Your task — Work through the material below line by line and say how many lines include the word "earnings". Only the number, please.

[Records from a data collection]
================
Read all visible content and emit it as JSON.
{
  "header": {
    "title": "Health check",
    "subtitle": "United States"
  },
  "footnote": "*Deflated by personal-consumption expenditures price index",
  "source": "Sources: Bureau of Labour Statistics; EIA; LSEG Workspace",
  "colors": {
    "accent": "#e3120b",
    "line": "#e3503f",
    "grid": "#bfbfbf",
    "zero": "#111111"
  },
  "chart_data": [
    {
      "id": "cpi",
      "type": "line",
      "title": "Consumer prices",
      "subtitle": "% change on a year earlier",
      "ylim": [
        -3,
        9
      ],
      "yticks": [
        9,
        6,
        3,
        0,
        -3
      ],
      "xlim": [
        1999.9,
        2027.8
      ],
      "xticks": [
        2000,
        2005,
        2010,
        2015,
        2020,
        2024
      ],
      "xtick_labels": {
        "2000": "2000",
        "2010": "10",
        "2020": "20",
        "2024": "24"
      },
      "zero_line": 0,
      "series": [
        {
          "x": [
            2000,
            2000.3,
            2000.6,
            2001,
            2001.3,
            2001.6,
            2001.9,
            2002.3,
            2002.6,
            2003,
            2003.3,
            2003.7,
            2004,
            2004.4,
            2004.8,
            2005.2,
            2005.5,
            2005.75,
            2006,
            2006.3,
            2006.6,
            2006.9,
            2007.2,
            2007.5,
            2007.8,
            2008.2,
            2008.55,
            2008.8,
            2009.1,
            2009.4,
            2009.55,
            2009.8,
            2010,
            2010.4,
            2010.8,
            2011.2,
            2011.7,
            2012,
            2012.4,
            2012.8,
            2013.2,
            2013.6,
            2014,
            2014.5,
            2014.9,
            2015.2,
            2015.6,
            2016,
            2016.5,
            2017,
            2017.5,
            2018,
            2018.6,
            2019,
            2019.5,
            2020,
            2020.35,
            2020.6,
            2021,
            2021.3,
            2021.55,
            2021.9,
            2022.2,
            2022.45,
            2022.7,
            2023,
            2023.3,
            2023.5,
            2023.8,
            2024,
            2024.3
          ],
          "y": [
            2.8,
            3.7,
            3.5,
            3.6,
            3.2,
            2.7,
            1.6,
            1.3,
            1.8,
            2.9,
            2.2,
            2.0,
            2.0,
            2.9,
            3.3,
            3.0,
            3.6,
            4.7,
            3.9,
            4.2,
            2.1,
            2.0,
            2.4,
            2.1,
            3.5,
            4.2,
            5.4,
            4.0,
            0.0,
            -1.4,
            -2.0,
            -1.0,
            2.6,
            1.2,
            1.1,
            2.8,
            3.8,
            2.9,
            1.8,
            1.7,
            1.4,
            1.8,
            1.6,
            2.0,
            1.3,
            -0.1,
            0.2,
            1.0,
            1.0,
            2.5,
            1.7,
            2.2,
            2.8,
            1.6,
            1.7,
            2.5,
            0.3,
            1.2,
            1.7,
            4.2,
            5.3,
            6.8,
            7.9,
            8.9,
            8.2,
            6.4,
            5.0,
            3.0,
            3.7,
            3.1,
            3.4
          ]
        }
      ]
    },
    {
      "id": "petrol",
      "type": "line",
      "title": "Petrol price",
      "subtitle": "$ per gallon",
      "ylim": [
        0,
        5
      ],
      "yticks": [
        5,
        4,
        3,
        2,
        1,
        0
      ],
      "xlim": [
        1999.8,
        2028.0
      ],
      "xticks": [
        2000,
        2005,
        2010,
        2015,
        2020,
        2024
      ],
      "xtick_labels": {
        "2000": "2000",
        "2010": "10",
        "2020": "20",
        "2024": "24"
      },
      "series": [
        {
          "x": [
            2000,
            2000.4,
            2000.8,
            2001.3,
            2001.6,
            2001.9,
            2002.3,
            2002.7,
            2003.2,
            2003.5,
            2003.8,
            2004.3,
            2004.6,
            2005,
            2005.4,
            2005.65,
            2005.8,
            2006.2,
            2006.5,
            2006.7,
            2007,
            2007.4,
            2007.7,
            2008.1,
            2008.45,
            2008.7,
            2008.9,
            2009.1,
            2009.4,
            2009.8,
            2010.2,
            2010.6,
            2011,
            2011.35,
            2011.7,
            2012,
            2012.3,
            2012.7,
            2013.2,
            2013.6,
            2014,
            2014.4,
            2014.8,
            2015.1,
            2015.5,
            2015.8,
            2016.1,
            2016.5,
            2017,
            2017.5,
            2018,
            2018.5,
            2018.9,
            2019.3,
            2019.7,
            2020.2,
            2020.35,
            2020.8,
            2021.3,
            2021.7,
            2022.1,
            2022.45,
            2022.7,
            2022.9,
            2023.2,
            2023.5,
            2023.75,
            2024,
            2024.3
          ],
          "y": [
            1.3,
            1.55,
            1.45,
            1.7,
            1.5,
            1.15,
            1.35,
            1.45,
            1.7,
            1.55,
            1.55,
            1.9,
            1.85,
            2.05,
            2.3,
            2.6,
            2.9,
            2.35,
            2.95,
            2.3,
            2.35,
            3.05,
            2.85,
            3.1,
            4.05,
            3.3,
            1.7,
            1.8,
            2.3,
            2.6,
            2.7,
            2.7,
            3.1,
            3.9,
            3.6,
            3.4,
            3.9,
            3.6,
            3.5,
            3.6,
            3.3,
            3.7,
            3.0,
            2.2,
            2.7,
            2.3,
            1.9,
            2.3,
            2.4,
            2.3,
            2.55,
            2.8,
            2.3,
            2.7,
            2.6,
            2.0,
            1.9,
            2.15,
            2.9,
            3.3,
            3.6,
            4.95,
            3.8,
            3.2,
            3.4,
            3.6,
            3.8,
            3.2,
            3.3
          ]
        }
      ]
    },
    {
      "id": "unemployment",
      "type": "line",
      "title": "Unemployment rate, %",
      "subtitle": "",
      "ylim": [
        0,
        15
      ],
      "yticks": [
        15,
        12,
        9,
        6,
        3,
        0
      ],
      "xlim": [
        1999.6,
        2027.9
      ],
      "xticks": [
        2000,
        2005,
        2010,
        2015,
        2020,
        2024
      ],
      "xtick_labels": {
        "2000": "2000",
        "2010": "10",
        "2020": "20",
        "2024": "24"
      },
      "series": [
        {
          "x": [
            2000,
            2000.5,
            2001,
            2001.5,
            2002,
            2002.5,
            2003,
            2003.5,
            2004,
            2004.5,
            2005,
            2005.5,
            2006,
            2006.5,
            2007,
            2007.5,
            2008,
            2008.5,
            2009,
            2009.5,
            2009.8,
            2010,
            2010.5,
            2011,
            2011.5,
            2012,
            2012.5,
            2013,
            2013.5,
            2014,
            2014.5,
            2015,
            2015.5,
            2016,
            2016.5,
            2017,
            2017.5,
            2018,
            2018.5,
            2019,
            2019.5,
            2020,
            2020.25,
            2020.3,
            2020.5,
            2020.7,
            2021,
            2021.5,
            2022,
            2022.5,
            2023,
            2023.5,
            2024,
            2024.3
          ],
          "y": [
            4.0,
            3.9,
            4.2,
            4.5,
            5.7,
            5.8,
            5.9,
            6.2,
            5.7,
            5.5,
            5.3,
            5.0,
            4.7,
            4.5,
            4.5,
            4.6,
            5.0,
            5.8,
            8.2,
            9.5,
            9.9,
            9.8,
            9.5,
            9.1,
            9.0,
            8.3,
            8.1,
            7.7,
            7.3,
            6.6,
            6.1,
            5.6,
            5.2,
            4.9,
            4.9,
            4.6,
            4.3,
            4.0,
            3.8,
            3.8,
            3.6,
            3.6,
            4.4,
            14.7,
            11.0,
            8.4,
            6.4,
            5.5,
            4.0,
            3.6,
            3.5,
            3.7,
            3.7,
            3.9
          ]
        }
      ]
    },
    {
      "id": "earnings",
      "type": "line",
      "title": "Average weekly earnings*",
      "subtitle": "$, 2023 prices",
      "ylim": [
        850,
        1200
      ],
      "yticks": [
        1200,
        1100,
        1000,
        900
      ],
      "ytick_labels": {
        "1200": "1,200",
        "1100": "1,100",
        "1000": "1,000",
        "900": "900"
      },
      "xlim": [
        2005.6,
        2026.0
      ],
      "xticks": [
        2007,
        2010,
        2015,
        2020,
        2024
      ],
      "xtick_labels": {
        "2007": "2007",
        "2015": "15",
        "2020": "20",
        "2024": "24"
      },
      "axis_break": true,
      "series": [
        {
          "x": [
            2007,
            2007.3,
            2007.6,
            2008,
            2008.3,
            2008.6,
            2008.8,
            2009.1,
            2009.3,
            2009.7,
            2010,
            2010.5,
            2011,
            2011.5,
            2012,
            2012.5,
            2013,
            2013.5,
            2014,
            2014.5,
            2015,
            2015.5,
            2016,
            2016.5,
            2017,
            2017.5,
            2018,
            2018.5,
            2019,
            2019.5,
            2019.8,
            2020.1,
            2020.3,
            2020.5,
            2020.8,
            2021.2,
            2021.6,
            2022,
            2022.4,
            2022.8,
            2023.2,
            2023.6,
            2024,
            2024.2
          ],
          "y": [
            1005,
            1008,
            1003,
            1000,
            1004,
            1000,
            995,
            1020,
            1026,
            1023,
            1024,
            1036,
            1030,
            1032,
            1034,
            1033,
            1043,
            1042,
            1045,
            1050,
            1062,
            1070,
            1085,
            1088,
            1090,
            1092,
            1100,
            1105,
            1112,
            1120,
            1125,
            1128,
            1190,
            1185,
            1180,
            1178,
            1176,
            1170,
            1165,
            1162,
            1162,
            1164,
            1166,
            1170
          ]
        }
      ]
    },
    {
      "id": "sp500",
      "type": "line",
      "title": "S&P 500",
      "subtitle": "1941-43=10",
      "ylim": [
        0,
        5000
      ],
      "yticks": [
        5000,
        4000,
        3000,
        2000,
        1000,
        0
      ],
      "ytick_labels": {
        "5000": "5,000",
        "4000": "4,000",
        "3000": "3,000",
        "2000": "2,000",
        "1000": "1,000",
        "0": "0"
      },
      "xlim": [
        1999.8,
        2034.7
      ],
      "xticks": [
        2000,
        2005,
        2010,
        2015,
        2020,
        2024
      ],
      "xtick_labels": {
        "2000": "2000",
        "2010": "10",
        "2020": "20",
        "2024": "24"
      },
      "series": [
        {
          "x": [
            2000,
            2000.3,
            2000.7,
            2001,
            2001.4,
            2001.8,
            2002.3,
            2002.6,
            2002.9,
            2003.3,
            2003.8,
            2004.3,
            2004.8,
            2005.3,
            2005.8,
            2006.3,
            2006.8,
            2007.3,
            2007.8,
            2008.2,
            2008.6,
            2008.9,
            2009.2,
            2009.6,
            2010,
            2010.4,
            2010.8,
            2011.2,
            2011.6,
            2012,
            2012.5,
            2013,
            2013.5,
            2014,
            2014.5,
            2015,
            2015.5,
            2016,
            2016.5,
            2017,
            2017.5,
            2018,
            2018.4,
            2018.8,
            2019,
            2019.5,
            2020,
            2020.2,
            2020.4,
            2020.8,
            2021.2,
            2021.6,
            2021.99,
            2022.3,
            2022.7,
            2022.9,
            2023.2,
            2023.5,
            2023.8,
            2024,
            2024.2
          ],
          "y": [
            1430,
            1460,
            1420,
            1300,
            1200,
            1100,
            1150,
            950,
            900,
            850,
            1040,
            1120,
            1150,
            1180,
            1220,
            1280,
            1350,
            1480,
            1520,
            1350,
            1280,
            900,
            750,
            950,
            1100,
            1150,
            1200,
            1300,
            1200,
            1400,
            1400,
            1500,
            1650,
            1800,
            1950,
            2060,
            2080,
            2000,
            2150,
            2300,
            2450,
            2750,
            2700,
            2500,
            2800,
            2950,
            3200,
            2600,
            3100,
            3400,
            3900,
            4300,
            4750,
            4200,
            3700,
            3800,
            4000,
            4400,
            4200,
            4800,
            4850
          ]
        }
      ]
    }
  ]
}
================
Full response — 2